TASK PROMPT: Every line that includes the word "Forced" is to be listed.

TASK DATA:
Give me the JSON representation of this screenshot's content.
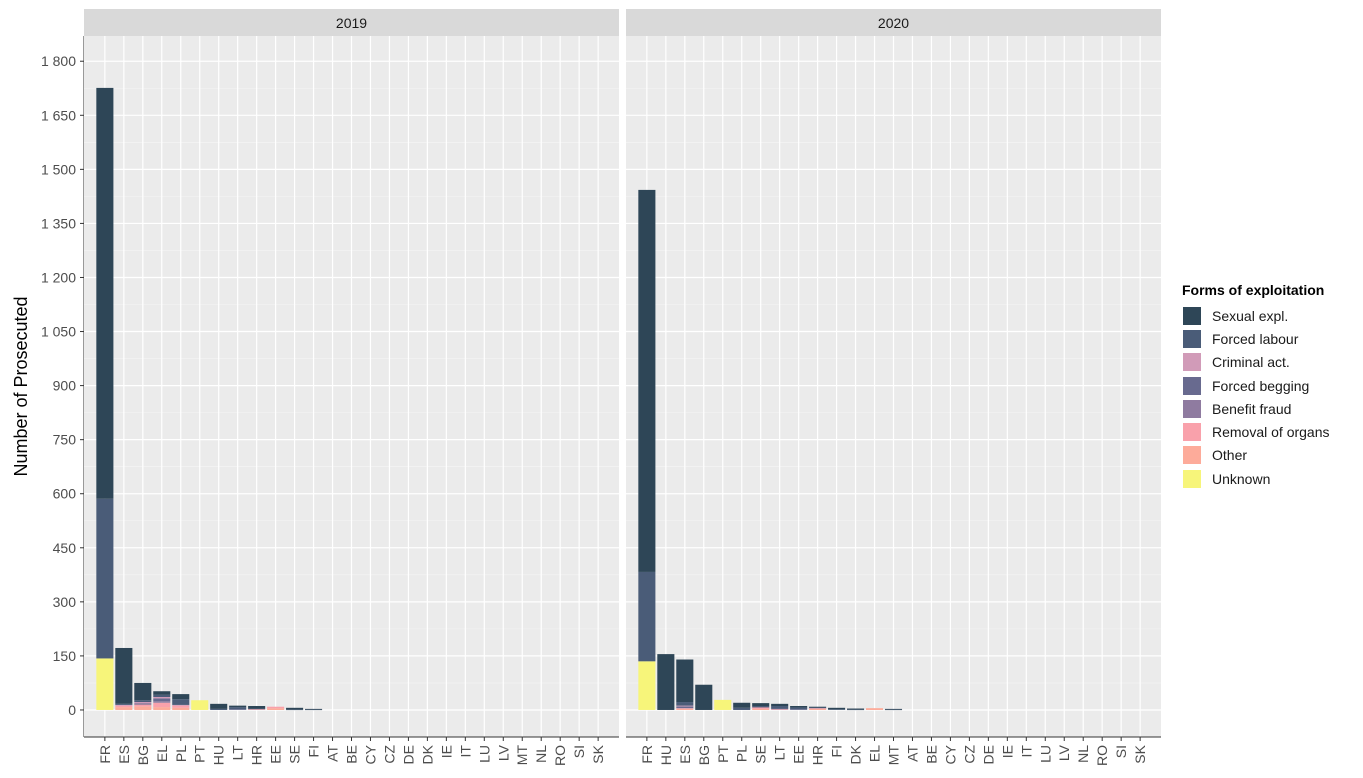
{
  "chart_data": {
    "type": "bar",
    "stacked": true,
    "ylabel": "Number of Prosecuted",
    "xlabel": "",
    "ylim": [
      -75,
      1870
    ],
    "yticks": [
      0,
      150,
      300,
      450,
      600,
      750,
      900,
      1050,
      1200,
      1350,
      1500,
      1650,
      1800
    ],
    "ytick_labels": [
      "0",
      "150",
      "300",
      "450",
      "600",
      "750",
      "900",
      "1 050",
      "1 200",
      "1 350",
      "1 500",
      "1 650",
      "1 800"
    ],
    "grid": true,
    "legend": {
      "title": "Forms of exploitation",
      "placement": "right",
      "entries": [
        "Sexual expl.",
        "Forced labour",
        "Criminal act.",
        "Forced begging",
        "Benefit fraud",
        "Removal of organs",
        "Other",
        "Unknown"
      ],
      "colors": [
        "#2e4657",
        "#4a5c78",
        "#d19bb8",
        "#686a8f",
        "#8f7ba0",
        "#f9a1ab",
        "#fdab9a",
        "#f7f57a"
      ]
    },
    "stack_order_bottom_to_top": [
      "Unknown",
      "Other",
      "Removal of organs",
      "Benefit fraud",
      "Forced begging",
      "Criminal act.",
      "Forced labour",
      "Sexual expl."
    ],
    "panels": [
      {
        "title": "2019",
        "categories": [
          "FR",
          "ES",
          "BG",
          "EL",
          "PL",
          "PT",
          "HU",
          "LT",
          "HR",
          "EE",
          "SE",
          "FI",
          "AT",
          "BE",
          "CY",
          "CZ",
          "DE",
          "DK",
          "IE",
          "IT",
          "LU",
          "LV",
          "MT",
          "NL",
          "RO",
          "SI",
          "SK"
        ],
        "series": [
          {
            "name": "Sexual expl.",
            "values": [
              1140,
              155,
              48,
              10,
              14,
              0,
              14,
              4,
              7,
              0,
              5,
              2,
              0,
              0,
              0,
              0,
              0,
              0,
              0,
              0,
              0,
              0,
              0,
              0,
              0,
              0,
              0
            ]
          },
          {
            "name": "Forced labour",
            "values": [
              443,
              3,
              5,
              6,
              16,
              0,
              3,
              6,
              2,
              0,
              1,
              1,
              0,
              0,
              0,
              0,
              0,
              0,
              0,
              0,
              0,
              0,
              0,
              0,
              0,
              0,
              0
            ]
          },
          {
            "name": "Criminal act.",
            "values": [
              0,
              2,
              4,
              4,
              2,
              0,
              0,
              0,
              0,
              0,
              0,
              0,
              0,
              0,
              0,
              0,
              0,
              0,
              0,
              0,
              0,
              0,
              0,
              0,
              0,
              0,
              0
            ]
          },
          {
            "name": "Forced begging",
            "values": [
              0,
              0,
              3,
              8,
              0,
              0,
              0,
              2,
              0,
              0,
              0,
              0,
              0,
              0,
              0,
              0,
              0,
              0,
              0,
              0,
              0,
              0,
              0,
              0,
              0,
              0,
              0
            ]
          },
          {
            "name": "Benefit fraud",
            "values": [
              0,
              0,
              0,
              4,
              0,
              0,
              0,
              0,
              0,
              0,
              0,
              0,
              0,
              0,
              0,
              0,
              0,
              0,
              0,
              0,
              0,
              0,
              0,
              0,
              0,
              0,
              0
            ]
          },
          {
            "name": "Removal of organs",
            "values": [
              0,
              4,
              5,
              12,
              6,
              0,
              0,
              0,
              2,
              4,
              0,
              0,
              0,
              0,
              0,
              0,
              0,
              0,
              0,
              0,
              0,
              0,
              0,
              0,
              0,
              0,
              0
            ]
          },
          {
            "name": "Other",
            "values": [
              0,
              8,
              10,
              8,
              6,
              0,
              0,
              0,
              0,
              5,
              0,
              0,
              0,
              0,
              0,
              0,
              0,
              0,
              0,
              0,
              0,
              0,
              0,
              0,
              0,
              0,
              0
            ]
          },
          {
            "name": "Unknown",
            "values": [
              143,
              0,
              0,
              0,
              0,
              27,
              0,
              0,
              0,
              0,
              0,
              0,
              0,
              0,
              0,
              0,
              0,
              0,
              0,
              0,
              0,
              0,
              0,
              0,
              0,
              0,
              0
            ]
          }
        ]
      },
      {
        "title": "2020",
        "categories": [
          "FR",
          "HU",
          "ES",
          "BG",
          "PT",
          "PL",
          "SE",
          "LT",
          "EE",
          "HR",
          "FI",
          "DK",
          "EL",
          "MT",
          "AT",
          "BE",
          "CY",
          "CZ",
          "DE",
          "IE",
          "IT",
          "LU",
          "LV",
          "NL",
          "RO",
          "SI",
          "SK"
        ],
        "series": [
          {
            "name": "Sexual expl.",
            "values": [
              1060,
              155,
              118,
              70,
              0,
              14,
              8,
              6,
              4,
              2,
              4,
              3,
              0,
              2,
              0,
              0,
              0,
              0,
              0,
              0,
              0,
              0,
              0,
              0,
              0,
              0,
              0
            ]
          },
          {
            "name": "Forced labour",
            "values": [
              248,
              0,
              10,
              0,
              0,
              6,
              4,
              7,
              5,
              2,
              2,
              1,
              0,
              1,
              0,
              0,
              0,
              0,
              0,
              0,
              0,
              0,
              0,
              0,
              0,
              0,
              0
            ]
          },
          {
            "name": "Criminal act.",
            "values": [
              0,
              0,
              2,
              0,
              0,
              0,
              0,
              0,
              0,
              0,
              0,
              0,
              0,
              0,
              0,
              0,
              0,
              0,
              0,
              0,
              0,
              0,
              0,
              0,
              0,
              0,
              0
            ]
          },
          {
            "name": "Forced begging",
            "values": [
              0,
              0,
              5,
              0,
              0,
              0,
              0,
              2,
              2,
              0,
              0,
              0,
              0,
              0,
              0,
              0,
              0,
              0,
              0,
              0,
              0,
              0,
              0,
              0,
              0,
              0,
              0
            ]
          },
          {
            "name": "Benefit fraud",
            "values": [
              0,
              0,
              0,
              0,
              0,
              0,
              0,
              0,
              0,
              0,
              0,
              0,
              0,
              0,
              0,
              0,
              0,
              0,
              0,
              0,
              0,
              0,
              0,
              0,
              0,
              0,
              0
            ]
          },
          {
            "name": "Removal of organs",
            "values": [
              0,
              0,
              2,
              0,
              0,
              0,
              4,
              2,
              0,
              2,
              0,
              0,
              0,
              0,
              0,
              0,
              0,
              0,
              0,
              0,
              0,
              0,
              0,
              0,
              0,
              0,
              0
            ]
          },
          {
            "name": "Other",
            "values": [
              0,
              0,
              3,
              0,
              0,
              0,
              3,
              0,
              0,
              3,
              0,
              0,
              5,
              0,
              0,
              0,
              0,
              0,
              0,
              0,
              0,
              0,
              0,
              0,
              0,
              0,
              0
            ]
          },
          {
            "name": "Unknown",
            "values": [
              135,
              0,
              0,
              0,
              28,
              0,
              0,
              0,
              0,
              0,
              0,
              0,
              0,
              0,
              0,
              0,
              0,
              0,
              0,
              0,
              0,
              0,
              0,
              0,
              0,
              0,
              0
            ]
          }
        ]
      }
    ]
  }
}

SOLUTION:
        "Forced labour",
        "Forced begging",
      "Forced begging",
      "Forced labour",
            "name": "Forced labour",
            "name": "Forced begging",
            "name": "Forced labour",
            "name": "Forced begging",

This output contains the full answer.